## WHAT IS BEING ASKED
Give every line back verbatim, dropping all images.
— Begin DATA LISTING —
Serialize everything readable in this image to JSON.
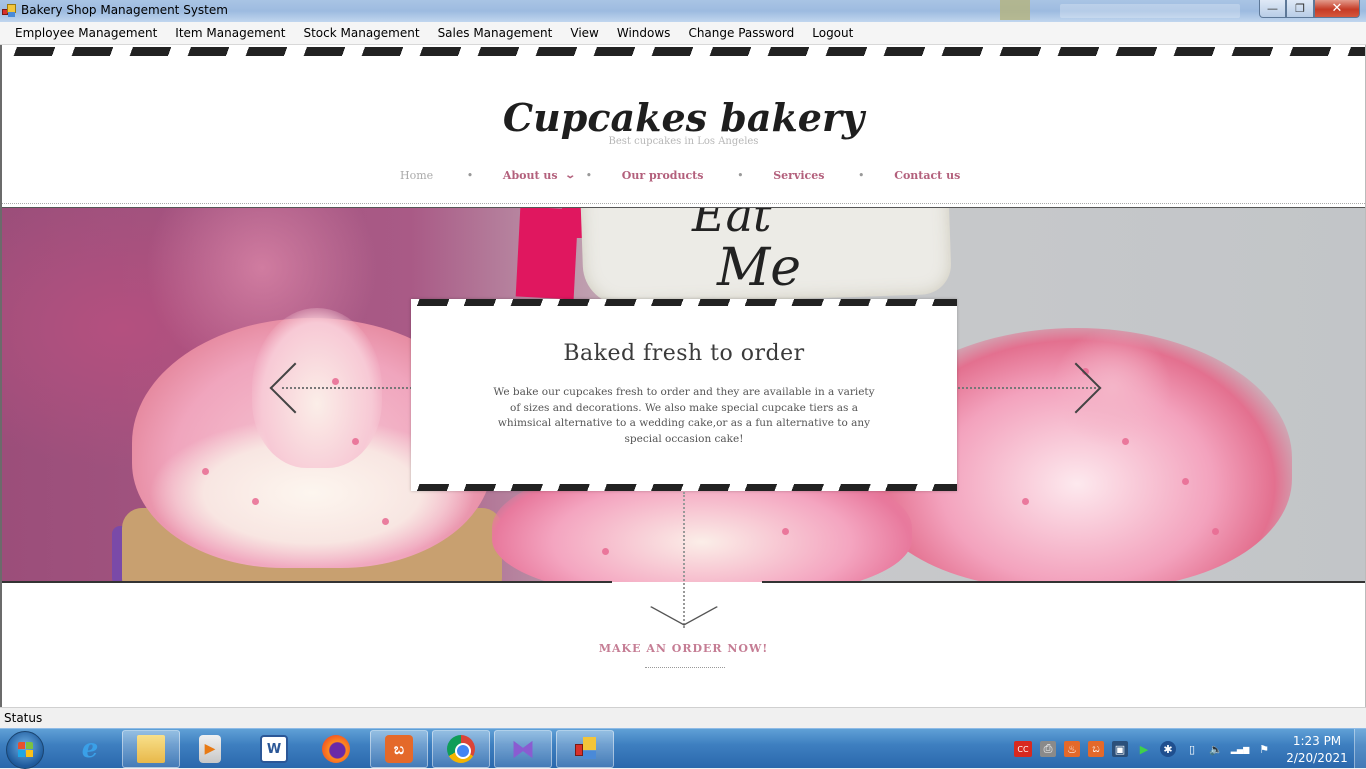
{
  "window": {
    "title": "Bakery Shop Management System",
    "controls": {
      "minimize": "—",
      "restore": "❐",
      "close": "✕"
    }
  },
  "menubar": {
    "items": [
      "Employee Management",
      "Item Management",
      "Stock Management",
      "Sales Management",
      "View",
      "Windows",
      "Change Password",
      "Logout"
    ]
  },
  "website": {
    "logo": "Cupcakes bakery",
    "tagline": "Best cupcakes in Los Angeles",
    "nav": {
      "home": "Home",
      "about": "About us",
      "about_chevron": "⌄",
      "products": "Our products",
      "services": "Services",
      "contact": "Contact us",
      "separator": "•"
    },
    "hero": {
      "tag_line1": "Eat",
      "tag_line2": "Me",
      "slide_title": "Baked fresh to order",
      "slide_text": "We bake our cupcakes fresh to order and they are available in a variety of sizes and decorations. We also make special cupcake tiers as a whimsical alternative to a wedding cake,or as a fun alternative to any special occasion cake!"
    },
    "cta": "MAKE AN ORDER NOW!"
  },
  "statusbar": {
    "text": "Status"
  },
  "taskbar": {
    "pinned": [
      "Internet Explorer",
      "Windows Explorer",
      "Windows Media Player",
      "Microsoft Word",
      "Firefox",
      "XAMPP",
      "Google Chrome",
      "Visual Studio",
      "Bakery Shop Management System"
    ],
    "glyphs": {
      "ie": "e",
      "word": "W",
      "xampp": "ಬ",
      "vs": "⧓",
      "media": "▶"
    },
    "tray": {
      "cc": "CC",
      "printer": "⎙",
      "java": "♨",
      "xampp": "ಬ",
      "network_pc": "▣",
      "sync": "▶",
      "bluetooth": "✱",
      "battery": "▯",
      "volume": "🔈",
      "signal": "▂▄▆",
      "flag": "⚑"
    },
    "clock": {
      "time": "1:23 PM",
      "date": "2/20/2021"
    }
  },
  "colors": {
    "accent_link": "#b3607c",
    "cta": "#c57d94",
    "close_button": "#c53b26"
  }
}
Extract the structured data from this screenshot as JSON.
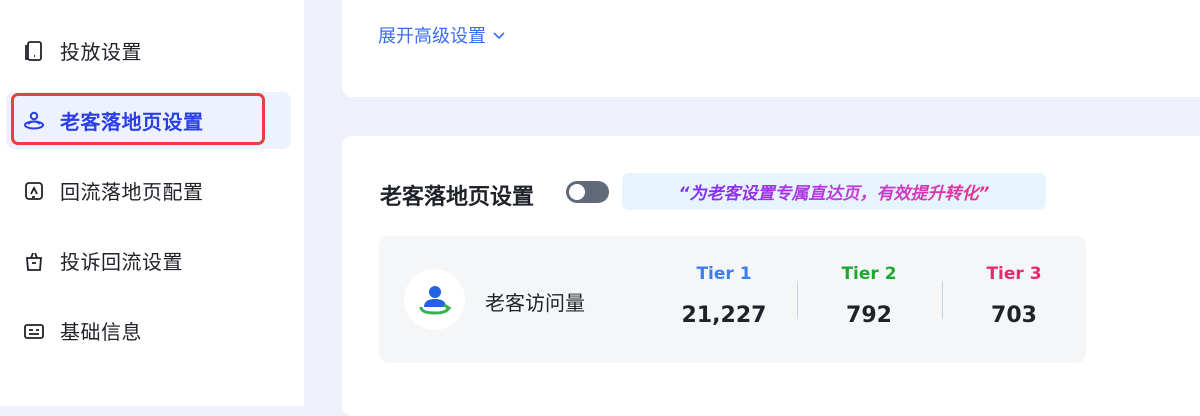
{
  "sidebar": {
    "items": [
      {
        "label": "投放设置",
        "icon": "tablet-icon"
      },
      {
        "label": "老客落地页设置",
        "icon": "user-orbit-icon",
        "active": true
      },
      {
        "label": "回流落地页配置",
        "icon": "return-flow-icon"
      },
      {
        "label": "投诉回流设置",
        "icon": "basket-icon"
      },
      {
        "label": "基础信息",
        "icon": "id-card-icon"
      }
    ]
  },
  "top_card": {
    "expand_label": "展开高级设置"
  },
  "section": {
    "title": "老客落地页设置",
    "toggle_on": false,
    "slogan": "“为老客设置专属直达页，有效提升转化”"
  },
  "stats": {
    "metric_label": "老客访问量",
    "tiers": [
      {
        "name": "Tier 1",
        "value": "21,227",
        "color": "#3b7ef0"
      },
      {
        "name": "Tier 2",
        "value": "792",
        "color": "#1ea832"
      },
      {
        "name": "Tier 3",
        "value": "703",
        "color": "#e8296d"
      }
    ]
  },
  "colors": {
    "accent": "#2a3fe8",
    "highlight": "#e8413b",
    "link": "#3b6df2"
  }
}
— End DATA LISTING —
## FULL RESPONSE
Serialize everything readable in this image to JSON.
{
  "window": {
    "title": "Bakery Shop Management System",
    "controls": {
      "minimize": "—",
      "restore": "❐",
      "close": "✕"
    }
  },
  "menubar": {
    "items": [
      "Employee Management",
      "Item Management",
      "Stock Management",
      "Sales Management",
      "View",
      "Windows",
      "Change Password",
      "Logout"
    ]
  },
  "website": {
    "logo": "Cupcakes bakery",
    "tagline": "Best cupcakes in Los Angeles",
    "nav": {
      "home": "Home",
      "about": "About us",
      "about_chevron": "⌄",
      "products": "Our products",
      "services": "Services",
      "contact": "Contact us",
      "separator": "•"
    },
    "hero": {
      "tag_line1": "Eat",
      "tag_line2": "Me",
      "slide_title": "Baked fresh to order",
      "slide_text": "We bake our cupcakes fresh to order and they are available in a variety of sizes and decorations. We also make special cupcake tiers as a whimsical alternative to a wedding cake,or as a fun alternative to any special occasion cake!"
    },
    "cta": "MAKE AN ORDER NOW!"
  },
  "statusbar": {
    "text": "Status"
  },
  "taskbar": {
    "pinned": [
      "Internet Explorer",
      "Windows Explorer",
      "Windows Media Player",
      "Microsoft Word",
      "Firefox",
      "XAMPP",
      "Google Chrome",
      "Visual Studio",
      "Bakery Shop Management System"
    ],
    "glyphs": {
      "ie": "e",
      "word": "W",
      "xampp": "ಬ",
      "vs": "⧓",
      "media": "▶"
    },
    "tray": {
      "cc": "CC",
      "printer": "⎙",
      "java": "♨",
      "xampp": "ಬ",
      "network_pc": "▣",
      "sync": "▶",
      "bluetooth": "✱",
      "battery": "▯",
      "volume": "🔈",
      "signal": "▂▄▆",
      "flag": "⚑"
    },
    "clock": {
      "time": "1:23 PM",
      "date": "2/20/2021"
    }
  },
  "colors": {
    "accent_link": "#b3607c",
    "cta": "#c57d94",
    "close_button": "#c53b26"
  }
}
Extract the structured data from this screenshot as JSON.
{
  "sidebar": {
    "items": [
      {
        "label": "投放设置",
        "icon": "tablet-icon"
      },
      {
        "label": "老客落地页设置",
        "icon": "user-orbit-icon",
        "active": true
      },
      {
        "label": "回流落地页配置",
        "icon": "return-flow-icon"
      },
      {
        "label": "投诉回流设置",
        "icon": "basket-icon"
      },
      {
        "label": "基础信息",
        "icon": "id-card-icon"
      }
    ]
  },
  "top_card": {
    "expand_label": "展开高级设置"
  },
  "section": {
    "title": "老客落地页设置",
    "toggle_on": false,
    "slogan": "“为老客设置专属直达页，有效提升转化”"
  },
  "stats": {
    "metric_label": "老客访问量",
    "tiers": [
      {
        "name": "Tier 1",
        "value": "21,227",
        "color": "#3b7ef0"
      },
      {
        "name": "Tier 2",
        "value": "792",
        "color": "#1ea832"
      },
      {
        "name": "Tier 3",
        "value": "703",
        "color": "#e8296d"
      }
    ]
  },
  "colors": {
    "accent": "#2a3fe8",
    "highlight": "#e8413b",
    "link": "#3b6df2"
  }
}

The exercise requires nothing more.